##### Source data
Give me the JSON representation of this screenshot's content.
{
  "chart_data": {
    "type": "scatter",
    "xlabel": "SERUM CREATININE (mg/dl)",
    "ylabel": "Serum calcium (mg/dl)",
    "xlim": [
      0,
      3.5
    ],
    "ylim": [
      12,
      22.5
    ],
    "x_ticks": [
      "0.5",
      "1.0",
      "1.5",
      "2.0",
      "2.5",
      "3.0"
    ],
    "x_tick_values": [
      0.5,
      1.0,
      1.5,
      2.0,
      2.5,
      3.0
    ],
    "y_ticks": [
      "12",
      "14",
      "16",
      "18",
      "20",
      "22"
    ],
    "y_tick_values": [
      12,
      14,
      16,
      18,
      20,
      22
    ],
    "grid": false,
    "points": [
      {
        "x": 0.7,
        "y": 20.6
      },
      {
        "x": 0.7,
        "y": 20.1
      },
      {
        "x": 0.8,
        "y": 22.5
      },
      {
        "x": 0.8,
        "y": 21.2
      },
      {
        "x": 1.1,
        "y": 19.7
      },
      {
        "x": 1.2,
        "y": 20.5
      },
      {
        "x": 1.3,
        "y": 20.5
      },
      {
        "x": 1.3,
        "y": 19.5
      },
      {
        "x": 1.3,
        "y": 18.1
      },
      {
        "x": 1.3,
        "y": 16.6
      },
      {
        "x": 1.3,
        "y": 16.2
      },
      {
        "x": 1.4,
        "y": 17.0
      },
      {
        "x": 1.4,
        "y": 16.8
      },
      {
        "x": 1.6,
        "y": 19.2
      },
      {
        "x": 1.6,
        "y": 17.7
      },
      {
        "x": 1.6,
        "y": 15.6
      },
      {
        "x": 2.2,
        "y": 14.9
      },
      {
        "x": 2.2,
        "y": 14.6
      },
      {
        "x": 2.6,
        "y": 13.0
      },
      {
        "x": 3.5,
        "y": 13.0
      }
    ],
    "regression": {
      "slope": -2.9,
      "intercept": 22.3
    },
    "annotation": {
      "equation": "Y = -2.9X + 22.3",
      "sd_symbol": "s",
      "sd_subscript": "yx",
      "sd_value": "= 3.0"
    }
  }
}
##########
**Task goal:**
Your task is to repeat the data exactly, with nothing left out.

**Solved problem:**
Give me the JSON representation of this screenshot's content.
{
  "chart_data": {
    "type": "scatter",
    "xlabel": "SERUM CREATININE (mg/dl)",
    "ylabel": "Serum calcium (mg/dl)",
    "xlim": [
      0,
      3.5
    ],
    "ylim": [
      12,
      22.5
    ],
    "x_ticks": [
      "0.5",
      "1.0",
      "1.5",
      "2.0",
      "2.5",
      "3.0"
    ],
    "x_tick_values": [
      0.5,
      1.0,
      1.5,
      2.0,
      2.5,
      3.0
    ],
    "y_ticks": [
      "12",
      "14",
      "16",
      "18",
      "20",
      "22"
    ],
    "y_tick_values": [
      12,
      14,
      16,
      18,
      20,
      22
    ],
    "grid": false,
    "points": [
      {
        "x": 0.7,
        "y": 20.6
      },
      {
        "x": 0.7,
        "y": 20.1
      },
      {
        "x": 0.8,
        "y": 22.5
      },
      {
        "x": 0.8,
        "y": 21.2
      },
      {
        "x": 1.1,
        "y": 19.7
      },
      {
        "x": 1.2,
        "y": 20.5
      },
      {
        "x": 1.3,
        "y": 20.5
      },
      {
        "x": 1.3,
        "y": 19.5
      },
      {
        "x": 1.3,
        "y": 18.1
      },
      {
        "x": 1.3,
        "y": 16.6
      },
      {
        "x": 1.3,
        "y": 16.2
      },
      {
        "x": 1.4,
        "y": 17.0
      },
      {
        "x": 1.4,
        "y": 16.8
      },
      {
        "x": 1.6,
        "y": 19.2
      },
      {
        "x": 1.6,
        "y": 17.7
      },
      {
        "x": 1.6,
        "y": 15.6
      },
      {
        "x": 2.2,
        "y": 14.9
      },
      {
        "x": 2.2,
        "y": 14.6
      },
      {
        "x": 2.6,
        "y": 13.0
      },
      {
        "x": 3.5,
        "y": 13.0
      }
    ],
    "regression": {
      "slope": -2.9,
      "intercept": 22.3
    },
    "annotation": {
      "equation": "Y = -2.9X + 22.3",
      "sd_symbol": "s",
      "sd_subscript": "yx",
      "sd_value": "= 3.0"
    }
  }
}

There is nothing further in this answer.